» **SET EXERCISE**:
What follows is a listing; restate every line of it word for word.
= = = = = = =
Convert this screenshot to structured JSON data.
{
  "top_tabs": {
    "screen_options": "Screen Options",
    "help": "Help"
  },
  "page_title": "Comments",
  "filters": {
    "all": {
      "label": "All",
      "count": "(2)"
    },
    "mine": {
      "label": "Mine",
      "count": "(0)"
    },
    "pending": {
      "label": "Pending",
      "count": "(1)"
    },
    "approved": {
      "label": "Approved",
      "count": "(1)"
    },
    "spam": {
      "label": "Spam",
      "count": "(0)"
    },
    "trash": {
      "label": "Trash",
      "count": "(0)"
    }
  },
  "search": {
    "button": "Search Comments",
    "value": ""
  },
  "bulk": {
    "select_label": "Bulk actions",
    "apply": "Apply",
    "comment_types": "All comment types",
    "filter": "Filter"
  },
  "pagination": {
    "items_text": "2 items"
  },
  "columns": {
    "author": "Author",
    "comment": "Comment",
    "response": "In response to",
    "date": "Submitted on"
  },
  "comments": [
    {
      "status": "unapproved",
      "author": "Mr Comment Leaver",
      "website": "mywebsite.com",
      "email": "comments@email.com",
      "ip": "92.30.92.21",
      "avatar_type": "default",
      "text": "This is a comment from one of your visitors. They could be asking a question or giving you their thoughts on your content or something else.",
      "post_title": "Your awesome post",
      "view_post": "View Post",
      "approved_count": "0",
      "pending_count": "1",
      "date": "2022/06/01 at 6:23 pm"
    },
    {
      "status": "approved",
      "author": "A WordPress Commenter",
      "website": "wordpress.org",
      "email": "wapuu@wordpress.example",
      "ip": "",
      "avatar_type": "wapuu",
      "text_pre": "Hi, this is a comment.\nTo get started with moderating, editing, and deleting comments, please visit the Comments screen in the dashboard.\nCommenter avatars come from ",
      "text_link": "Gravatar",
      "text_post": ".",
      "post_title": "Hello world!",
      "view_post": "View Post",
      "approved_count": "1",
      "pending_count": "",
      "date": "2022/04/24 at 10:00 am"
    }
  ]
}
= = = = = = =
» **SOLUTION TO THE PROBLEM**:
Convert this screenshot to structured JSON data.
{
  "top_tabs": {
    "screen_options": "Screen Options",
    "help": "Help"
  },
  "page_title": "Comments",
  "filters": {
    "all": {
      "label": "All",
      "count": "(2)"
    },
    "mine": {
      "label": "Mine",
      "count": "(0)"
    },
    "pending": {
      "label": "Pending",
      "count": "(1)"
    },
    "approved": {
      "label": "Approved",
      "count": "(1)"
    },
    "spam": {
      "label": "Spam",
      "count": "(0)"
    },
    "trash": {
      "label": "Trash",
      "count": "(0)"
    }
  },
  "search": {
    "button": "Search Comments",
    "value": ""
  },
  "bulk": {
    "select_label": "Bulk actions",
    "apply": "Apply",
    "comment_types": "All comment types",
    "filter": "Filter"
  },
  "pagination": {
    "items_text": "2 items"
  },
  "columns": {
    "author": "Author",
    "comment": "Comment",
    "response": "In response to",
    "date": "Submitted on"
  },
  "comments": [
    {
      "status": "unapproved",
      "author": "Mr Comment Leaver",
      "website": "mywebsite.com",
      "email": "comments@email.com",
      "ip": "92.30.92.21",
      "avatar_type": "default",
      "text": "This is a comment from one of your visitors. They could be asking a question or giving you their thoughts on your content or something else.",
      "post_title": "Your awesome post",
      "view_post": "View Post",
      "approved_count": "0",
      "pending_count": "1",
      "date": "2022/06/01 at 6:23 pm"
    },
    {
      "status": "approved",
      "author": "A WordPress Commenter",
      "website": "wordpress.org",
      "email": "wapuu@wordpress.example",
      "ip": "",
      "avatar_type": "wapuu",
      "text_pre": "Hi, this is a comment.\nTo get started with moderating, editing, and deleting comments, please visit the Comments screen in the dashboard.\nCommenter avatars come from ",
      "text_link": "Gravatar",
      "text_post": ".",
      "post_title": "Hello world!",
      "view_post": "View Post",
      "approved_count": "1",
      "pending_count": "",
      "date": "2022/04/24 at 10:00 am"
    }
  ]
}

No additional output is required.